▶ DESCRIPTION OF THE TASK
Count the lines below that include the word "name" and write that number alone.

Entries with figure data

# # # # #

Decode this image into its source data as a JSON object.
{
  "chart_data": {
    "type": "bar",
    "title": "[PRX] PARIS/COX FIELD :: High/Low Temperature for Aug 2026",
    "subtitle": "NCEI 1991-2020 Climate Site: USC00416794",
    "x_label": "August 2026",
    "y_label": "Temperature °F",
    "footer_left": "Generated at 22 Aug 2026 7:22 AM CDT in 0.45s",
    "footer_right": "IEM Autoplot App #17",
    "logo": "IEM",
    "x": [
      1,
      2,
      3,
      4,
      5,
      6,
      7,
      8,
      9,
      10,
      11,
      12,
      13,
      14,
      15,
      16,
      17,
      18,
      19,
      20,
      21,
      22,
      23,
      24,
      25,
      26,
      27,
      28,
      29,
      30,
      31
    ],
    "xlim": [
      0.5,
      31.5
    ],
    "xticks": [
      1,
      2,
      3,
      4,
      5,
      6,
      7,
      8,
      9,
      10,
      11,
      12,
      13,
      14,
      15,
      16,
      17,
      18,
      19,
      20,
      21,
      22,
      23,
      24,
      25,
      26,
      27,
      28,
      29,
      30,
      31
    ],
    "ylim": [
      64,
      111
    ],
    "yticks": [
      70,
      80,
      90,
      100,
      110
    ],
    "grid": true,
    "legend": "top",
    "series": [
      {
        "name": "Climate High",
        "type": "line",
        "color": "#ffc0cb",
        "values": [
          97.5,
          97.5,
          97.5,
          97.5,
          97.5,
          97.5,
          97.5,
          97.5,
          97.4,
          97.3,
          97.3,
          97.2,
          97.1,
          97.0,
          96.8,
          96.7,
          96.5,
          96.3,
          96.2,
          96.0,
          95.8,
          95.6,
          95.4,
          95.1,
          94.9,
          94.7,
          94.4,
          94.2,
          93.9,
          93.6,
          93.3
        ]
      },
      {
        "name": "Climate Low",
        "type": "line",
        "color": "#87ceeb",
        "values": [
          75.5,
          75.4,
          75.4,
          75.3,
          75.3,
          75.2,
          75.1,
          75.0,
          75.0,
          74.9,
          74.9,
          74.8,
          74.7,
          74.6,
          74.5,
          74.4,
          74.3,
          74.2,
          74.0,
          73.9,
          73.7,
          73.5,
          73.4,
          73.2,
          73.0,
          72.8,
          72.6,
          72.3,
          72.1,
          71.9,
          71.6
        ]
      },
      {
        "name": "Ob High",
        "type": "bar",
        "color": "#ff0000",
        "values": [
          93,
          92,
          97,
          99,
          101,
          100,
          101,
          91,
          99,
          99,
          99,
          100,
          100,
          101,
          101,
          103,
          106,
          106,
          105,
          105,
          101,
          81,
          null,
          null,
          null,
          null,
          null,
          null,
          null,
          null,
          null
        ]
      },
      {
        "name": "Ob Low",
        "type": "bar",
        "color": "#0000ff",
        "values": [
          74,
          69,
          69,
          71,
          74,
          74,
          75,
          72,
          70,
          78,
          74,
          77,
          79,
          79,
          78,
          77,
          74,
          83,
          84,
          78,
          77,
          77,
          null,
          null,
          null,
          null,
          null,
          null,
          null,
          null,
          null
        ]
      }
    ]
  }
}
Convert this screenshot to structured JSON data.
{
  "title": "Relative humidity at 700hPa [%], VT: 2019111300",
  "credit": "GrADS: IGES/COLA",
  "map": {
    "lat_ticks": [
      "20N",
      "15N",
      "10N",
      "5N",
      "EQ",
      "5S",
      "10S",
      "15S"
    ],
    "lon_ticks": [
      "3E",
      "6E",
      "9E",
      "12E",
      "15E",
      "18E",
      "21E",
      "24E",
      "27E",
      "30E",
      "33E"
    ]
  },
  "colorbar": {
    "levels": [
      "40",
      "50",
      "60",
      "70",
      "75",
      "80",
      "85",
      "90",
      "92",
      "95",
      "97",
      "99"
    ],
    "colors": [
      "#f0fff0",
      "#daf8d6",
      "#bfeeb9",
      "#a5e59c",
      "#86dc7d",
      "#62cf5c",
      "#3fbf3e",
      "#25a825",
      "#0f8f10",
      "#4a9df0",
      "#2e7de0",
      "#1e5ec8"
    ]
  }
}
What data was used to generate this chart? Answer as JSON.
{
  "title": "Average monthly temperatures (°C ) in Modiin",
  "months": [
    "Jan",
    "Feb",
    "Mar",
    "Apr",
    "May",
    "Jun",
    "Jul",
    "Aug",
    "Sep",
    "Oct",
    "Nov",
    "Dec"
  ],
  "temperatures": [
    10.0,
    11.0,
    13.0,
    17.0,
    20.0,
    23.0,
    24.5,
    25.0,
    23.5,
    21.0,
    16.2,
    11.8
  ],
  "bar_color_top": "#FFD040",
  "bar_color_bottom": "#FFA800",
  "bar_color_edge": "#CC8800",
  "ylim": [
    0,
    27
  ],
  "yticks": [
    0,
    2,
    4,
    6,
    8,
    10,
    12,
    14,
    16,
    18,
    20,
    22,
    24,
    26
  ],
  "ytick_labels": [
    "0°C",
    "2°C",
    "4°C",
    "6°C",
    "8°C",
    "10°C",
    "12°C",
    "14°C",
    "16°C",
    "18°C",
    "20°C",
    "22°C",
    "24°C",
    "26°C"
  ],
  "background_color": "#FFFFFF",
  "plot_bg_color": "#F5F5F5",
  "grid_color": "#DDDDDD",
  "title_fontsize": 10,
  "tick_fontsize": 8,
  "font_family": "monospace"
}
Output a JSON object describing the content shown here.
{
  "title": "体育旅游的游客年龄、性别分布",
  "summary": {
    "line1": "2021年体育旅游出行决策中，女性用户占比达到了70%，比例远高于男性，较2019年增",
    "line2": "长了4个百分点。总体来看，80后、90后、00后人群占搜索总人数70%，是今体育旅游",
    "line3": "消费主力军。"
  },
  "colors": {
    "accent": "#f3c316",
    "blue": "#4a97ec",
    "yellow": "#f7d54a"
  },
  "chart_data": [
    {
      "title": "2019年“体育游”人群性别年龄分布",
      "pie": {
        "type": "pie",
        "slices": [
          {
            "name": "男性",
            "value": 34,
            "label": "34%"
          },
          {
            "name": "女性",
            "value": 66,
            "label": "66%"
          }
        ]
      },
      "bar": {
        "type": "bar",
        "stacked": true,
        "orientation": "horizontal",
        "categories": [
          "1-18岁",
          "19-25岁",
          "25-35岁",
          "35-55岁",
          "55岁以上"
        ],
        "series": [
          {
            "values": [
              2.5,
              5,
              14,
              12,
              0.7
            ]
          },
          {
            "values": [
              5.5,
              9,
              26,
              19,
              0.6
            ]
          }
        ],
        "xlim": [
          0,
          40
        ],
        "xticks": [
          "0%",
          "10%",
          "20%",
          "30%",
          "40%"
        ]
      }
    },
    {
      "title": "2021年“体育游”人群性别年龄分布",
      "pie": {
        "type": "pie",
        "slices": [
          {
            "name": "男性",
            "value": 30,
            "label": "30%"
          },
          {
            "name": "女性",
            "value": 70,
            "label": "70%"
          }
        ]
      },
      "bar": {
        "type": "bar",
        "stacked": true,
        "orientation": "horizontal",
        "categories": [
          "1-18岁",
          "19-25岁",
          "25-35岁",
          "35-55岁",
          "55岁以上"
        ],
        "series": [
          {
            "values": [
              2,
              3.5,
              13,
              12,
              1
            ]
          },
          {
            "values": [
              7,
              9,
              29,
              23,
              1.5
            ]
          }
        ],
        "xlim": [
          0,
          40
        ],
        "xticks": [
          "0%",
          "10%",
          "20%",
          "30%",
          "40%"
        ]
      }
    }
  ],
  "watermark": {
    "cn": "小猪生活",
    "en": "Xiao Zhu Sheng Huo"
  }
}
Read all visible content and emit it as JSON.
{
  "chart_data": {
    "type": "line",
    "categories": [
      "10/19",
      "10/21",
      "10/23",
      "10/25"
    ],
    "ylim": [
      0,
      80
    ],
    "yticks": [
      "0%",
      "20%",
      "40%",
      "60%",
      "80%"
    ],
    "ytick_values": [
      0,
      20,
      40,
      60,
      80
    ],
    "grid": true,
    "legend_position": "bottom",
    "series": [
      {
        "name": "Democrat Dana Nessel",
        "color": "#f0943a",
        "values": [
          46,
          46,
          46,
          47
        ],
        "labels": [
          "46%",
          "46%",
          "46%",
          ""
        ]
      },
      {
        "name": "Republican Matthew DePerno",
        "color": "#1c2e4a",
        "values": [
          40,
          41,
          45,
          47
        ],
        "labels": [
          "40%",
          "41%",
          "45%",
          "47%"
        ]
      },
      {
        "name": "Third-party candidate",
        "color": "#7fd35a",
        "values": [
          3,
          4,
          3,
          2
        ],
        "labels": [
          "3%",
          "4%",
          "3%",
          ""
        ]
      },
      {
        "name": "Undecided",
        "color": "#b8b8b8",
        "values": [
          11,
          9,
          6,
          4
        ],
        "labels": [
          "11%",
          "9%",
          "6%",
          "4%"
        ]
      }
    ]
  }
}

# # # # #

▶ RESPONSE TO THE EXERCISE
12